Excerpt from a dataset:

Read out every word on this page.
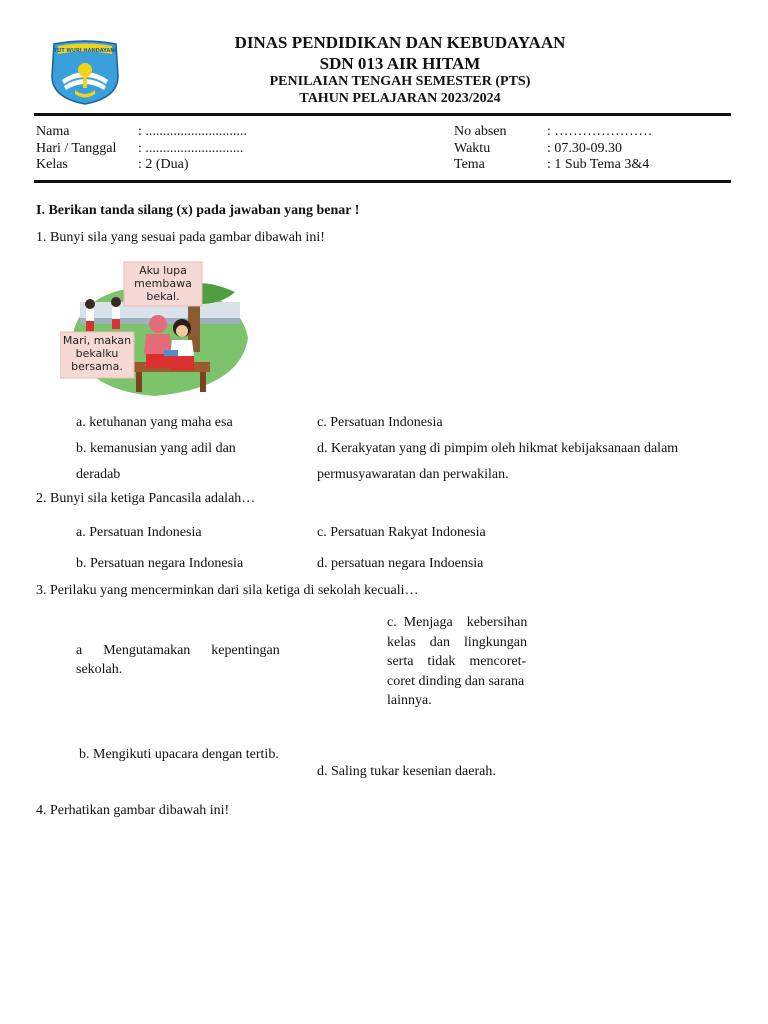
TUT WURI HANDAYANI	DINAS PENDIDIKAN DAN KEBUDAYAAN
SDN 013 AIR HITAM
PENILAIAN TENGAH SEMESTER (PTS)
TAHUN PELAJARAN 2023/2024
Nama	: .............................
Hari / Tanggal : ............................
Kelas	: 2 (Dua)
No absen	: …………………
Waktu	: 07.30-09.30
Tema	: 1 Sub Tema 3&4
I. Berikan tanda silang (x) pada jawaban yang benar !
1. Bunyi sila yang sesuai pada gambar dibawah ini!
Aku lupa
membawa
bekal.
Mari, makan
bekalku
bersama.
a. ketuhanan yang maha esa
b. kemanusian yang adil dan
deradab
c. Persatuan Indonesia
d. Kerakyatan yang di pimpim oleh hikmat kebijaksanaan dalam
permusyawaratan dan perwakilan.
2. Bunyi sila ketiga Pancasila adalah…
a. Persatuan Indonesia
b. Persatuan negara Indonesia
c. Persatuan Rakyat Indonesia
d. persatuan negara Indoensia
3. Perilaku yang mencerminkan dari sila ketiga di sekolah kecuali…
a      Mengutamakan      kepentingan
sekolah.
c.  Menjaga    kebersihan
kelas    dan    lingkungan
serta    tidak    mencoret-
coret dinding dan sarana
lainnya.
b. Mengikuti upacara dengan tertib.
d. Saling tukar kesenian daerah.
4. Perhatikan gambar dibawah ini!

...

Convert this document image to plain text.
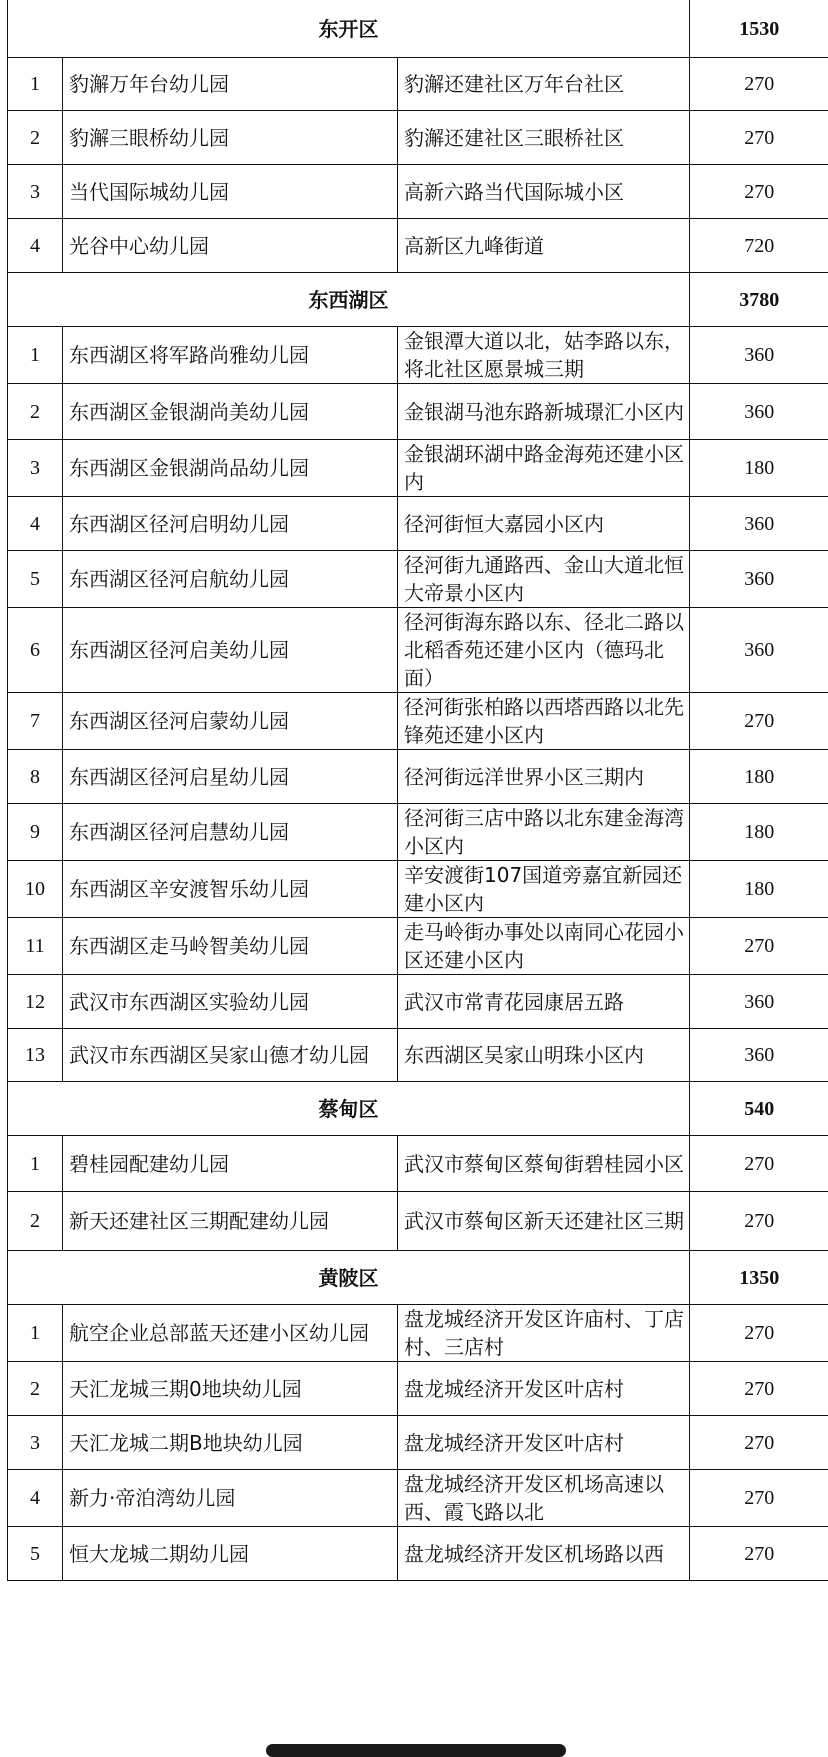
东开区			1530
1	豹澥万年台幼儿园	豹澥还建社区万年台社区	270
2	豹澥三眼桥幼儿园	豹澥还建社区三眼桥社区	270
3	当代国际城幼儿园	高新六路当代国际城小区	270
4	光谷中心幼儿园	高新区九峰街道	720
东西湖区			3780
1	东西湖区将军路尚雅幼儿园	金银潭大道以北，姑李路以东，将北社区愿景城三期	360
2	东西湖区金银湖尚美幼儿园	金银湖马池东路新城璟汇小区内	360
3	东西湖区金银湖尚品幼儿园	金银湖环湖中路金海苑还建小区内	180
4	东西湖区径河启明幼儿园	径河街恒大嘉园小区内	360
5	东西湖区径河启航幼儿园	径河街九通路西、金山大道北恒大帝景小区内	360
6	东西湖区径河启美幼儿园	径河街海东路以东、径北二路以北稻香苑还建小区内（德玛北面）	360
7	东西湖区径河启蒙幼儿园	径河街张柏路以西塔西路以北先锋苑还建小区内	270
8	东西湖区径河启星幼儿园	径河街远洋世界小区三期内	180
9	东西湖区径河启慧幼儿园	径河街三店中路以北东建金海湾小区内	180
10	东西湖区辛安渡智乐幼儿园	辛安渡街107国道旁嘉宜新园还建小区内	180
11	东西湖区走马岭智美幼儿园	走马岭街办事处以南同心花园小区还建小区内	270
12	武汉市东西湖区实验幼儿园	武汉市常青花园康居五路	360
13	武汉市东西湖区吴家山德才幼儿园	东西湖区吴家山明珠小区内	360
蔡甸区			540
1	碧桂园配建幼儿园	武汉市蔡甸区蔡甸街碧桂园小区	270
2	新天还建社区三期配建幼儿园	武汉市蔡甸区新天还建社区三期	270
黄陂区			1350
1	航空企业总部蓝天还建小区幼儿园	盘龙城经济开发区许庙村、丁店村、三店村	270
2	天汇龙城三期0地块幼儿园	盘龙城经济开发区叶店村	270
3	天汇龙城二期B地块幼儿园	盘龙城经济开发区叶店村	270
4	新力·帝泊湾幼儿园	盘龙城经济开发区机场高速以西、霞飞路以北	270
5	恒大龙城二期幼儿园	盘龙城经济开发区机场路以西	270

---

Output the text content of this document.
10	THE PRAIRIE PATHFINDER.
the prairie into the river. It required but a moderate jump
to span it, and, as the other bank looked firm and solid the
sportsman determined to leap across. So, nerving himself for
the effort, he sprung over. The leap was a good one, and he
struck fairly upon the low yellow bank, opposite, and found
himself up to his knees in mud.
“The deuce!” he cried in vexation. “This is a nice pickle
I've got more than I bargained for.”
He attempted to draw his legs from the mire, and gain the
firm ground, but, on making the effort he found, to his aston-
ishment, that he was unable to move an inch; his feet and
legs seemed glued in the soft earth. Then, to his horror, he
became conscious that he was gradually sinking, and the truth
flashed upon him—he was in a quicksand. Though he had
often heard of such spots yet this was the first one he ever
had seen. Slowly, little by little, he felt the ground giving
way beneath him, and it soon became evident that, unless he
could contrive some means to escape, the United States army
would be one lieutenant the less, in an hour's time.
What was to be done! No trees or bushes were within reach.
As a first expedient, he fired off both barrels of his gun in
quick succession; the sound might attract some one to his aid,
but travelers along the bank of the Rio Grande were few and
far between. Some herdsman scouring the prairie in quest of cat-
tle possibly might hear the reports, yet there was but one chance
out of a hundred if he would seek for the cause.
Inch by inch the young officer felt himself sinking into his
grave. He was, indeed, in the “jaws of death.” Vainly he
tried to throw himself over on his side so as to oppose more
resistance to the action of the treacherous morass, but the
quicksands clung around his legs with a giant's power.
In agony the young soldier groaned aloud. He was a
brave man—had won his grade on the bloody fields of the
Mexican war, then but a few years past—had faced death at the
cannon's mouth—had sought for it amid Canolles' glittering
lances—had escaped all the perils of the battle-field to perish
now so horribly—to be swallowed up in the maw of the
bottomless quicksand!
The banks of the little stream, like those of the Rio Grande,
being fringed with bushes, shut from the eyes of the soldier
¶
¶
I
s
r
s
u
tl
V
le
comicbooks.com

> To do: Give the number of lines in the data that contain "sinking", with no other words.

> Task response: 2